[Start]

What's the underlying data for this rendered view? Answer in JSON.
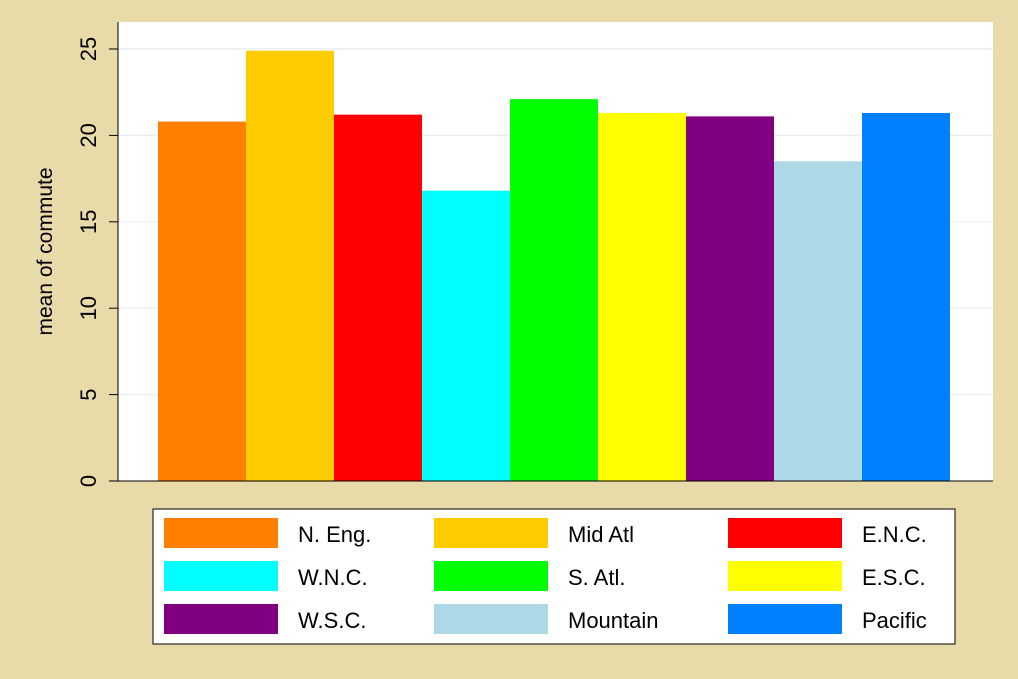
{
  "chart_data": {
    "type": "bar",
    "title": "",
    "xlabel": "",
    "ylabel": "mean of commute",
    "ylim": [
      0,
      25
    ],
    "yticks": [
      0,
      5,
      10,
      15,
      20,
      25
    ],
    "grid": true,
    "legend_position": "bottom",
    "series": [
      {
        "name": "N. Eng.",
        "value": 20.8,
        "color": "#FF7F00"
      },
      {
        "name": "Mid Atl",
        "value": 24.9,
        "color": "#FFCC00"
      },
      {
        "name": "E.N.C.",
        "value": 21.2,
        "color": "#FF0000"
      },
      {
        "name": "W.N.C.",
        "value": 16.8,
        "color": "#00FFFF"
      },
      {
        "name": "S. Atl.",
        "value": 22.1,
        "color": "#00FF00"
      },
      {
        "name": "E.S.C.",
        "value": 21.3,
        "color": "#FFFF00"
      },
      {
        "name": "W.S.C.",
        "value": 21.1,
        "color": "#800080"
      },
      {
        "name": "Mountain",
        "value": 18.5,
        "color": "#ADD8E6"
      },
      {
        "name": "Pacific",
        "value": 21.3,
        "color": "#0080FF"
      }
    ]
  },
  "colors": {
    "page_background": "#E8DAA9",
    "plot_background": "#FFFFFF",
    "gridline": "#E6ECEF",
    "axis": "#000000"
  }
}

[End]

> [Task brief]
A single figure is required: the number of lines above in which the word "value" occurs.

> [Exercise result]
9